> **Exercise directions**: Your task is to copy the material exactly.

[Collected data entries]
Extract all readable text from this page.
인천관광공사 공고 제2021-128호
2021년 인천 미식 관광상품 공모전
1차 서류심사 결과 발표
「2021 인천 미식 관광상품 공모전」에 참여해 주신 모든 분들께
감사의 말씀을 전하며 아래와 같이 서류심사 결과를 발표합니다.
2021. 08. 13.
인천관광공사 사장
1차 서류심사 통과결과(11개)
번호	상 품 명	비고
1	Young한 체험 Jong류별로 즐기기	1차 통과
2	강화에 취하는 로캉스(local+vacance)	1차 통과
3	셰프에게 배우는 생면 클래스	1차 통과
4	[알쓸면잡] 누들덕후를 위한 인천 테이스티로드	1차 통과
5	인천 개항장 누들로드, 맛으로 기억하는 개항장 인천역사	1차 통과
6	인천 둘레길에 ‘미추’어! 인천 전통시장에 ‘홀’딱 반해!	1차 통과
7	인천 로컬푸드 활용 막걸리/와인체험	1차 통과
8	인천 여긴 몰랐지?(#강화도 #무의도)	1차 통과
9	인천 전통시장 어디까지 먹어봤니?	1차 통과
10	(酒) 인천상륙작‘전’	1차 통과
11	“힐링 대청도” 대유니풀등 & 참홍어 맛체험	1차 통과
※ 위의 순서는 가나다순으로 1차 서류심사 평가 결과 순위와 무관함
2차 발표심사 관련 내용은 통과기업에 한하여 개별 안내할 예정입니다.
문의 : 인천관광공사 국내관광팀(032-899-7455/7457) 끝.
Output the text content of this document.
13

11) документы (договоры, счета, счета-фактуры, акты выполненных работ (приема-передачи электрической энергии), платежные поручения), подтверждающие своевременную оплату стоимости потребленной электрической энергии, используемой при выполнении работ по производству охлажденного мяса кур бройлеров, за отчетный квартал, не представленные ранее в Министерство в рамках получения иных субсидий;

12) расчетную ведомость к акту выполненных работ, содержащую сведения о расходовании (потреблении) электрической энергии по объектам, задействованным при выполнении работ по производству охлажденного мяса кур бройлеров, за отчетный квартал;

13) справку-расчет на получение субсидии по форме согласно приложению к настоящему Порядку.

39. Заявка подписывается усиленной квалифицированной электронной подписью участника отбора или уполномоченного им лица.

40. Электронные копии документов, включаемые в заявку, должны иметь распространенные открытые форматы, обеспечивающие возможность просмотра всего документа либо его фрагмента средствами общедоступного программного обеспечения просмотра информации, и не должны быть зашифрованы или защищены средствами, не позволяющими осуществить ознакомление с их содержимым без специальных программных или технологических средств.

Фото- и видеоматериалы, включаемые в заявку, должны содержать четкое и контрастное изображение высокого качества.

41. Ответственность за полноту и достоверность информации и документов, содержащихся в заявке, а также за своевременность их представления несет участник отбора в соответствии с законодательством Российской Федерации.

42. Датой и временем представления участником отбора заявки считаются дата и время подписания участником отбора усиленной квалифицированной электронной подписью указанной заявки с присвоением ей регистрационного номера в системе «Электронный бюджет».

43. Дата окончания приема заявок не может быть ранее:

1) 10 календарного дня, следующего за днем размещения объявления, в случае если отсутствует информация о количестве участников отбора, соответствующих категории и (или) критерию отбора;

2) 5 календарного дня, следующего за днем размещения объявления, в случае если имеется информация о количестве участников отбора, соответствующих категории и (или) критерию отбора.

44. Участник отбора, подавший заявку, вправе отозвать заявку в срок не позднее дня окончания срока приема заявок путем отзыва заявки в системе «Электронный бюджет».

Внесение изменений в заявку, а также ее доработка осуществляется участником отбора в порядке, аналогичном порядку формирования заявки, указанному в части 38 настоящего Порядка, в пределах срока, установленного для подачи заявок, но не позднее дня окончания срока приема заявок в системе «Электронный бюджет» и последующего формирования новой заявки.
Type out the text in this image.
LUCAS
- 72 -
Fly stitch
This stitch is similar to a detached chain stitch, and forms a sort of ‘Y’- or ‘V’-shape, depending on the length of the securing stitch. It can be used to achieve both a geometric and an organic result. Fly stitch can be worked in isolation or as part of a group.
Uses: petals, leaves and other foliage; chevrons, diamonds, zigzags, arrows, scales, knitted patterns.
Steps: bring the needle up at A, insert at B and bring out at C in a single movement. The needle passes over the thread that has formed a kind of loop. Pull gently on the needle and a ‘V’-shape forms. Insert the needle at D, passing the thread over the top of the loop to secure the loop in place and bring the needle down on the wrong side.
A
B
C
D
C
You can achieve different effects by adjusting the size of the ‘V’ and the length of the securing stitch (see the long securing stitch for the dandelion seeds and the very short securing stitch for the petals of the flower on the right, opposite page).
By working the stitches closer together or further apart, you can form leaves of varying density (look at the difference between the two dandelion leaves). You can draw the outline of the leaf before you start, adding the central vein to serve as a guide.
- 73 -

> **Complete output**:
Extract all readable text from this page.
인천관광공사 공고 제2021-128호
2021년 인천 미식 관광상품 공모전
1차 서류심사 결과 발표
「2021 인천 미식 관광상품 공모전」에 참여해 주신 모든 분들께
감사의 말씀을 전하며 아래와 같이 서류심사 결과를 발표합니다.
2021. 08. 13.
인천관광공사 사장
1차 서류심사 통과결과(11개)
번호	상 품 명	비고
1	Young한 체험 Jong류별로 즐기기	1차 통과
2	강화에 취하는 로캉스(local+vacance)	1차 통과
3	셰프에게 배우는 생면 클래스	1차 통과
4	[알쓸면잡] 누들덕후를 위한 인천 테이스티로드	1차 통과
5	인천 개항장 누들로드, 맛으로 기억하는 개항장 인천역사	1차 통과
6	인천 둘레길에 ‘미추’어! 인천 전통시장에 ‘홀’딱 반해!	1차 통과
7	인천 로컬푸드 활용 막걸리/와인체험	1차 통과
8	인천 여긴 몰랐지?(#강화도 #무의도)	1차 통과
9	인천 전통시장 어디까지 먹어봤니?	1차 통과
10	(酒) 인천상륙작‘전’	1차 통과
11	“힐링 대청도” 대유니풀등 & 참홍어 맛체험	1차 통과
※ 위의 순서는 가나다순으로 1차 서류심사 평가 결과 순위와 무관함
2차 발표심사 관련 내용은 통과기업에 한하여 개별 안내할 예정입니다.
문의 : 인천관광공사 국내관광팀(032-899-7455/7457) 끝.
Output the text content of this document.
13

11) документы (договоры, счета, счета-фактуры, акты выполненных работ (приема-передачи электрической энергии), платежные поручения), подтверждающие своевременную оплату стоимости потребленной электрической энергии, используемой при выполнении работ по производству охлажденного мяса кур бройлеров, за отчетный квартал, не представленные ранее в Министерство в рамках получения иных субсидий;

12) расчетную ведомость к акту выполненных работ, содержащую сведения о расходовании (потреблении) электрической энергии по объектам, задействованным при выполнении работ по производству охлажденного мяса кур бройлеров, за отчетный квартал;

13) справку-расчет на получение субсидии по форме согласно приложению к настоящему Порядку.

39. Заявка подписывается усиленной квалифицированной электронной подписью участника отбора или уполномоченного им лица.

40. Электронные копии документов, включаемые в заявку, должны иметь распространенные открытые форматы, обеспечивающие возможность просмотра всего документа либо его фрагмента средствами общедоступного программного обеспечения просмотра информации, и не должны быть зашифрованы или защищены средствами, не позволяющими осуществить ознакомление с их содержимым без специальных программных или технологических средств.

Фото- и видеоматериалы, включаемые в заявку, должны содержать четкое и контрастное изображение высокого качества.

41. Ответственность за полноту и достоверность информации и документов, содержащихся в заявке, а также за своевременность их представления несет участник отбора в соответствии с законодательством Российской Федерации.

42. Датой и временем представления участником отбора заявки считаются дата и время подписания участником отбора усиленной квалифицированной электронной подписью указанной заявки с присвоением ей регистрационного номера в системе «Электронный бюджет».

43. Дата окончания приема заявок не может быть ранее:

1) 10 календарного дня, следующего за днем размещения объявления, в случае если отсутствует информация о количестве участников отбора, соответствующих категории и (или) критерию отбора;

2) 5 календарного дня, следующего за днем размещения объявления, в случае если имеется информация о количестве участников отбора, соответствующих категории и (или) критерию отбора.

44. Участник отбора, подавший заявку, вправе отозвать заявку в срок не позднее дня окончания срока приема заявок путем отзыва заявки в системе «Электронный бюджет».

Внесение изменений в заявку, а также ее доработка осуществляется участником отбора в порядке, аналогичном порядку формирования заявки, указанному в части 38 настоящего Порядка, в пределах срока, установленного для подачи заявок, но не позднее дня окончания срока приема заявок в системе «Электронный бюджет» и последующего формирования новой заявки.
Type out the text in this image.
LUCAS
- 72 -
Fly stitch
This stitch is similar to a detached chain stitch, and forms a sort of ‘Y’- or ‘V’-shape, depending on the length of the securing stitch. It can be used to achieve both a geometric and an organic result. Fly stitch can be worked in isolation or as part of a group.
Uses: petals, leaves and other foliage; chevrons, diamonds, zigzags, arrows, scales, knitted patterns.
Steps: bring the needle up at A, insert at B and bring out at C in a single movement. The needle passes over the thread that has formed a kind of loop. Pull gently on the needle and a ‘V’-shape forms. Insert the needle at D, passing the thread over the top of the loop to secure the loop in place and bring the needle down on the wrong side.
A
B
C
D
C
You can achieve different effects by adjusting the size of the ‘V’ and the length of the securing stitch (see the long securing stitch for the dandelion seeds and the very short securing stitch for the petals of the flower on the right, opposite page).
By working the stitches closer together or further apart, you can form leaves of varying density (look at the difference between the two dandelion leaves). You can draw the outline of the leaf before you start, adding the central vein to serve as a guide.
- 73 -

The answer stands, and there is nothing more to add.